__REQUIREMENTS__
Without including the pictures, copy out every line below.

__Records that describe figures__
□ □ □ □ □ □ □
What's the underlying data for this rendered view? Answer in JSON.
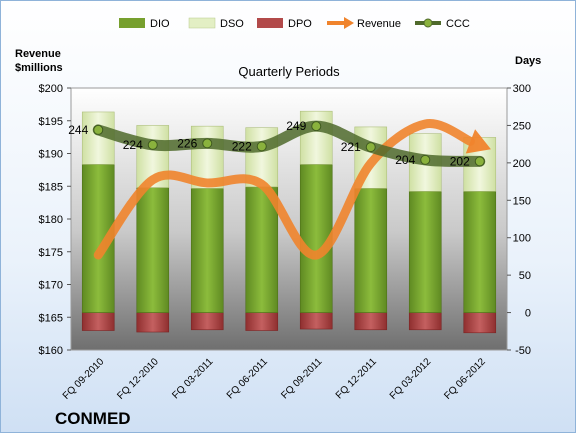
{
  "company": "CONMED",
  "chart_data": {
    "type": "bar",
    "title": "Quarterly Periods",
    "left_axis_label_line1": "Revenue",
    "left_axis_label_line2": "$millions",
    "right_axis_label": "Days",
    "categories": [
      "FQ 09-2010",
      "FQ 12-2010",
      "FQ 03-2011",
      "FQ 06-2011",
      "FQ 09-2011",
      "FQ 12-2011",
      "FQ 03-2012",
      "FQ 06-2012"
    ],
    "left_ylim": [
      160,
      200
    ],
    "left_ticks": [
      "$160",
      "$165",
      "$170",
      "$175",
      "$180",
      "$185",
      "$190",
      "$195",
      "$200"
    ],
    "right_ylim": [
      -50,
      300
    ],
    "right_ticks": [
      "-50",
      "0",
      "50",
      "100",
      "150",
      "200",
      "250",
      "300"
    ],
    "series": [
      {
        "name": "DIO",
        "type": "stacked-bar",
        "axis": "right",
        "values": [
          198,
          167,
          166,
          168,
          198,
          166,
          162,
          162
        ],
        "color": "#77a02e"
      },
      {
        "name": "DSO",
        "type": "stacked-bar",
        "axis": "right",
        "values": [
          70,
          83,
          83,
          79,
          71,
          82,
          77,
          72
        ],
        "color": "#e3efc4"
      },
      {
        "name": "DPO",
        "type": "stacked-bar",
        "axis": "right",
        "values": [
          -24,
          -26,
          -23,
          -24,
          -22,
          -23,
          -23,
          -27
        ],
        "color": "#b24a4a"
      },
      {
        "name": "Revenue",
        "type": "line",
        "axis": "left",
        "values": [
          174.5,
          186.0,
          185.5,
          185.3,
          174.5,
          188.5,
          194.5,
          191.3
        ],
        "color": "#f0842c"
      },
      {
        "name": "CCC",
        "type": "line",
        "axis": "right",
        "values": [
          244,
          224,
          226,
          222,
          249,
          221,
          204,
          202
        ],
        "data_labels": [
          "244",
          "224",
          "226",
          "222",
          "249",
          "221",
          "204",
          "202"
        ],
        "color": "#4f6a2b"
      }
    ],
    "legend_position": "top",
    "grid": false
  }
}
□ □ □ □ □ □ □
__SOLUTION BELOW__
What's the underlying data for this rendered view? Answer in JSON.
{
  "company": "CONMED",
  "chart_data": {
    "type": "bar",
    "title": "Quarterly Periods",
    "left_axis_label_line1": "Revenue",
    "left_axis_label_line2": "$millions",
    "right_axis_label": "Days",
    "categories": [
      "FQ 09-2010",
      "FQ 12-2010",
      "FQ 03-2011",
      "FQ 06-2011",
      "FQ 09-2011",
      "FQ 12-2011",
      "FQ 03-2012",
      "FQ 06-2012"
    ],
    "left_ylim": [
      160,
      200
    ],
    "left_ticks": [
      "$160",
      "$165",
      "$170",
      "$175",
      "$180",
      "$185",
      "$190",
      "$195",
      "$200"
    ],
    "right_ylim": [
      -50,
      300
    ],
    "right_ticks": [
      "-50",
      "0",
      "50",
      "100",
      "150",
      "200",
      "250",
      "300"
    ],
    "series": [
      {
        "name": "DIO",
        "type": "stacked-bar",
        "axis": "right",
        "values": [
          198,
          167,
          166,
          168,
          198,
          166,
          162,
          162
        ],
        "color": "#77a02e"
      },
      {
        "name": "DSO",
        "type": "stacked-bar",
        "axis": "right",
        "values": [
          70,
          83,
          83,
          79,
          71,
          82,
          77,
          72
        ],
        "color": "#e3efc4"
      },
      {
        "name": "DPO",
        "type": "stacked-bar",
        "axis": "right",
        "values": [
          -24,
          -26,
          -23,
          -24,
          -22,
          -23,
          -23,
          -27
        ],
        "color": "#b24a4a"
      },
      {
        "name": "Revenue",
        "type": "line",
        "axis": "left",
        "values": [
          174.5,
          186.0,
          185.5,
          185.3,
          174.5,
          188.5,
          194.5,
          191.3
        ],
        "color": "#f0842c"
      },
      {
        "name": "CCC",
        "type": "line",
        "axis": "right",
        "values": [
          244,
          224,
          226,
          222,
          249,
          221,
          204,
          202
        ],
        "data_labels": [
          "244",
          "224",
          "226",
          "222",
          "249",
          "221",
          "204",
          "202"
        ],
        "color": "#4f6a2b"
      }
    ],
    "legend_position": "top",
    "grid": false
  }
}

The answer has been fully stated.